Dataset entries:
════════════════════

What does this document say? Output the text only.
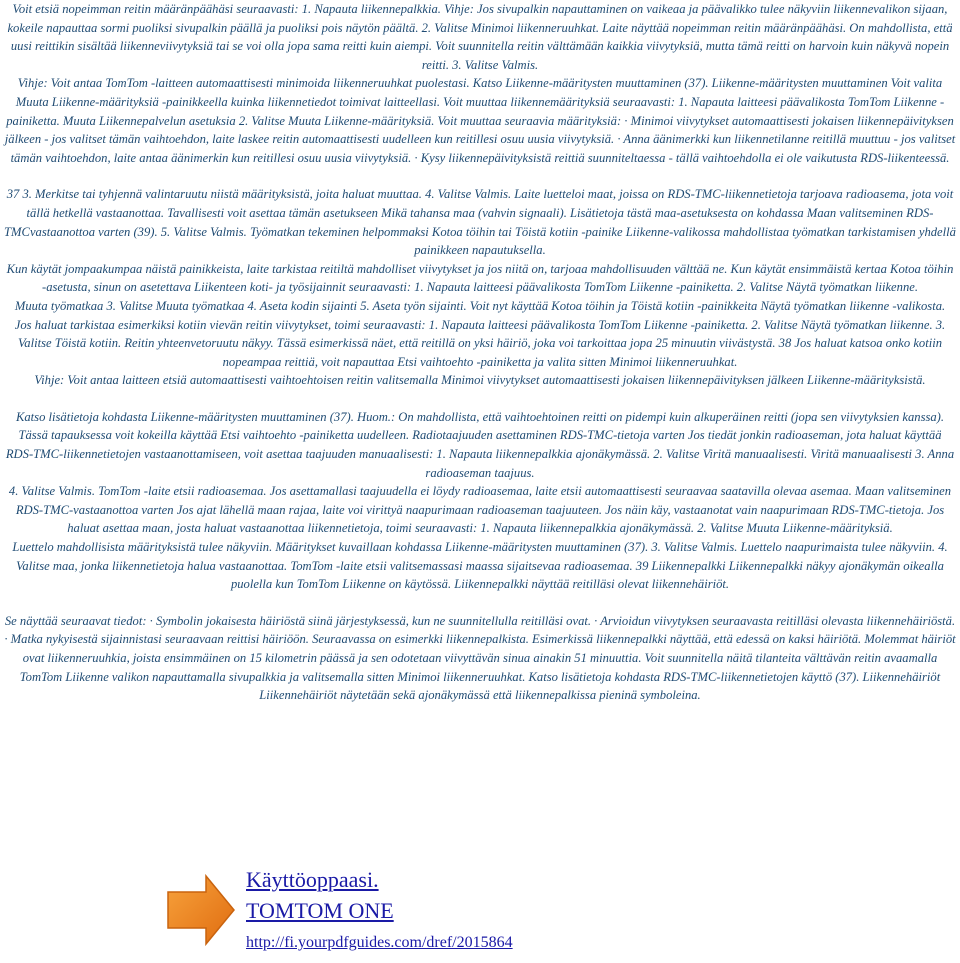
Voit etsiä nopeimman reitin määränpäähäsi seuraavasti: 1. Napauta liikennepalkkia. Vihje: Jos sivupalkin napauttaminen on vaikeaa ja päävalikko tulee näkyviin liikennevalikon sijaan, kokeile napauttaa sormi puoliksi sivupalkin päällä ja puoliksi pois näytön päältä. 2. Valitse Minimoi liikenneruuhkat. Laite näyttää nopeimman reitin määränpäähäsi. On mahdollista, että uusi reittikin sisältää liikenneviivytyksiä tai se voi olla jopa sama reitti kuin aiempi. Voit suunnitella reitin välttämään kaikkia viivytyksiä, mutta tämä reitti on harvoin kuin näkyvä nopein reitti. 3. Valitse Valmis.

Vihje: Voit antaa TomTom -laitteen automaattisesti minimoida liikenneruuhkat puolestasi. Katso Liikenne-määritysten muuttaminen (37). Liikenne-määritysten muuttaminen Voit valita Muuta Liikenne-määrityksiä -painikkeella kuinka liikennetiedot toimivat laitteellasi. Voit muuttaa liikennemäärityksiä seuraavasti: 1. Napauta laitteesi päävalikosta TomTom Liikenne -painiketta. Muuta Liikennepalvelun asetuksia 2. Valitse Muuta Liikenne-määrityksiä. Voit muuttaa seuraavia määrityksiä: · Minimoi viivytykset automaattisesti jokaisen liikennepäivityksen jälkeen - jos valitset tämän vaihtoehdon, laite laskee reitin automaattisesti uudelleen kun reitillesi osuu uusia viivytyksiä. · Anna äänimerkki kun liikennetilanne reitillä muuttuu - jos valitset tämän vaihtoehdon, laite antaa äänimerkin kun reitillesi osuu uusia viivytyksiä. · Kysy liikennepäivityksistä reittiä suunniteltaessa - tällä vaihtoehdolla ei ole vaikutusta RDS-liikenteessä.

37 3. Merkitse tai tyhjennä valintaruutu niistä määrityksistä, joita haluat muuttaa. 4. Valitse Valmis. Laite luetteloi maat, joissa on RDS-TMC-liikennetietoja tarjoava radioasema, jota voit tällä hetkellä vastaanottaa. Tavallisesti voit asettaa tämän asetukseen Mikä tahansa maa (vahvin signaali). Lisätietoja tästä maa-asetuksesta on kohdassa Maan valitseminen RDS-TMCvastaanottoa varten (39). 5. Valitse Valmis. Työmatkan tekeminen helpommaksi Kotoa töihin tai Töistä kotiin -painike Liikenne-valikossa mahdollistaa työmatkan tarkistamisen yhdellä painikkeen napautuksella.

Kun käytät jompaakumpaa näistä painikkeista, laite tarkistaa reitiltä mahdolliset viivytykset ja jos niitä on, tarjoaa mahdollisuuden välttää ne. Kun käytät ensimmäistä kertaa Kotoa töihin -asetusta, sinun on asetettava Liikenteen koti- ja työsijainnit seuraavasti: 1. Napauta laitteesi päävalikosta TomTom Liikenne -painiketta. 2. Valitse Näytä työmatkan liikenne.

Muuta työmatkaa 3. Valitse Muuta työmatkaa 4. Aseta kodin sijainti 5. Aseta työn sijainti. Voit nyt käyttää Kotoa töihin ja Töistä kotiin -painikkeita Näytä työmatkan liikenne -valikosta.

Jos haluat tarkistaa esimerkiksi kotiin vievän reitin viivytykset, toimi seuraavasti: 1. Napauta laitteesi päävalikosta TomTom Liikenne -painiketta. 2. Valitse Näytä työmatkan liikenne. 3. Valitse Töistä kotiin. Reitin yhteenvetoruutu näkyy. Tässä esimerkissä näet, että reitillä on yksi häiriö, joka voi tarkoittaa jopa 25 minuutin viivästystä. 38 Jos haluat katsoa onko kotiin nopeampaa reittiä, voit napauttaa Etsi vaihtoehto -painiketta ja valita sitten Minimoi liikenneruuhkat.

Vihje: Voit antaa laitteen etsiä automaattisesti vaihtoehtoisen reitin valitsemalla Minimoi viivytykset automaattisesti jokaisen liikennepäivityksen jälkeen Liikenne-määrityksistä.

Katso lisätietoja kohdasta Liikenne-määritysten muuttaminen (37). Huom.: On mahdollista, että vaihtoehtoinen reitti on pidempi kuin alkuperäinen reitti (jopa sen viivytyksien kanssa). Tässä tapauksessa voit kokeilla käyttää Etsi vaihtoehto -painiketta uudelleen. Radiotaajuuden asettaminen RDS-TMC-tietoja varten Jos tiedät jonkin radioaseman, jota haluat käyttää RDS-TMC-liikennetietojen vastaanottamiseen, voit asettaa taajuuden manuaalisesti: 1. Napauta liikennepalkkia ajonäkymässä. 2. Valitse Viritä manuaalisesti. Viritä manuaalisesti 3. Anna radioaseman taajuus.

4. Valitse Valmis. TomTom -laite etsii radioasemaa. Jos asettamallasi taajuudella ei löydy radioasemaa, laite etsii automaattisesti seuraavaa saatavilla olevaa asemaa. Maan valitseminen RDS-TMC-vastaanottoa varten Jos ajat lähellä maan rajaa, laite voi virittyä naapurimaan radioaseman taajuuteen. Jos näin käy, vastaanotat vain naapurimaan RDS-TMC-tietoja. Jos haluat asettaa maan, josta haluat vastaanottaa liikennetietoja, toimi seuraavasti: 1. Napauta liikennepalkkia ajonäkymässä. 2. Valitse Muuta Liikenne-määrityksiä.

Luettelo mahdollisista määrityksistä tulee näkyviin. Määritykset kuvaillaan kohdassa Liikenne-määritysten muuttaminen (37). 3. Valitse Valmis. Luettelo naapurimaista tulee näkyviin. 4. Valitse maa, jonka liikennetietoja halua vastaanottaa. TomTom -laite etsii valitsemassasi maassa sijaitsevaa radioasemaa. 39 Liikennepalkki Liikennepalkki näkyy ajonäkymän oikealla puolella kun TomTom Liikenne on käytössä. Liikennepalkki näyttää reitilläsi olevat liikennehäiriöt.

Se näyttää seuraavat tiedot: · Symbolin jokaisesta häiriöstä siinä järjestyksessä, kun ne suunnitellulla reitilläsi ovat. · Arvioidun viivytyksen seuraavasta reitilläsi olevasta liikennehäiriöstä. · Matka nykyisestä sijainnistasi seuraavaan reittisi häiriöön. Seuraavassa on esimerkki liikennepalkista. Esimerkissä liikennepalkki näyttää, että edessä on kaksi häiriötä. Molemmat häiriöt ovat liikenneruuhkia, joista ensimmäinen on 15 kilometrin päässä ja sen odotetaan viivyttävän sinua ainakin 51 minuuttia. Voit suunnitella näitä tilanteita välttävän reitin avaamalla TomTom Liikenne valikon napauttamalla sivupalkkia ja valitsemalla sitten Minimoi liikenneruuhkat. Katso lisätietoja kohdasta RDS-TMC-liikennetietojen käyttö (37). Liikennehäiriöt Liikennehäiriöt näytetään sekä ajonäkymässä että liikennepalkissa pieninä symboleina.

Käyttöoppaasi.
TOMTOM ONE
http://fi.yourpdfguides.com/dref/2015864
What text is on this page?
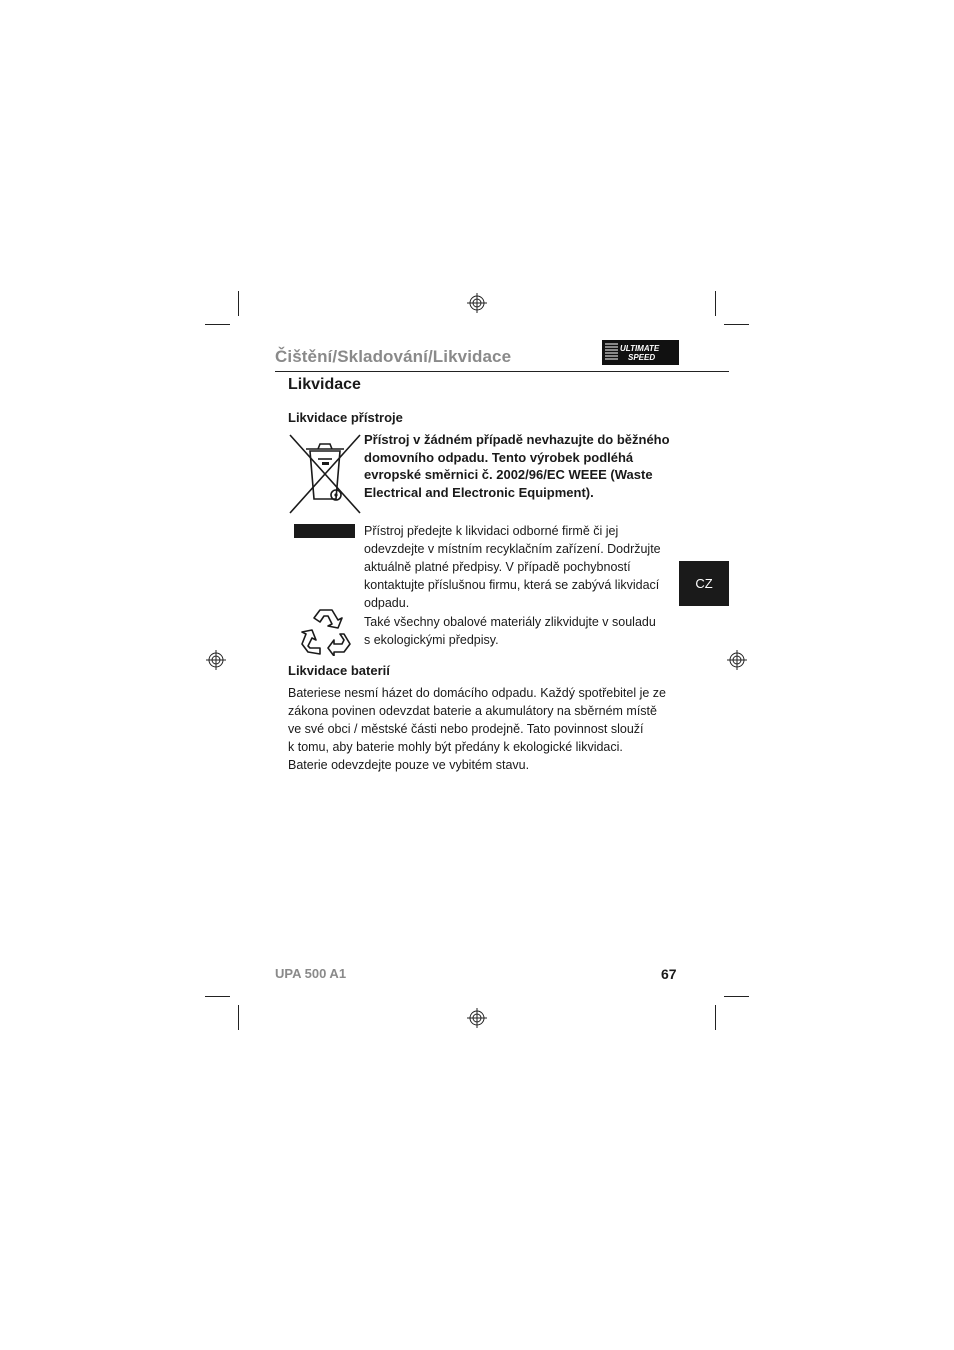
Čištění/Skladování/Likvidace	ULTIMATE
SPEED
Likvidace
Likvidace přístroje
Přístroj v žádném případě nevhazujte do běžného domovního odpadu. Tento výrobek podléhá evropské směrnici č. 2002/96/EC WEEE (Waste Electrical and Electronic Equipment).
Přístroj předejte k likvidaci odborné firmě či jej
odevzdejte v místním recyklačním zařízení. Dodržujte
aktuálně platné předpisy. V případě pochybností
kontaktujte příslušnou firmu, která se zabývá likvidací
odpadu.
Také všechny obalové materiály zlikvidujte v souladu
s ekologickými předpisy.
Likvidace baterií
Bateriese nesmí házet do domácího odpadu. Každý spotřebitel je ze
zákona povinen odevzdat baterie a akumulátory na sběrném místě
ve své obci / městské části nebo prodejně. Tato povinnost slouží
k tomu, aby baterie mohly být předány k ekologické likvidaci.
Baterie odevzdejte pouze ve vybitém stavu.
CZ
UPA 500 A1	67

════════════════════

- AIM
Reproduce precisely the lines of the entries above, from the one containing "What text is on this page?" through the final one, both ends included, and omit the pictures.

- CORRECT ANSWER
What text is on this page?
Čištění/Skladování/Likvidace	ULTIMATE
SPEED
Likvidace
Likvidace přístroje
Přístroj v žádném případě nevhazujte do běžného domovního odpadu. Tento výrobek podléhá evropské směrnici č. 2002/96/EC WEEE (Waste Electrical and Electronic Equipment).
Přístroj předejte k likvidaci odborné firmě či jej
odevzdejte v místním recyklačním zařízení. Dodržujte
aktuálně platné předpisy. V případě pochybností
kontaktujte příslušnou firmu, která se zabývá likvidací
odpadu.
Také všechny obalové materiály zlikvidujte v souladu
s ekologickými předpisy.
Likvidace baterií
Bateriese nesmí házet do domácího odpadu. Každý spotřebitel je ze
zákona povinen odevzdat baterie a akumulátory na sběrném místě
ve své obci / městské části nebo prodejně. Tato povinnost slouží
k tomu, aby baterie mohly být předány k ekologické likvidaci.
Baterie odevzdejte pouze ve vybitém stavu.
CZ
UPA 500 A1	67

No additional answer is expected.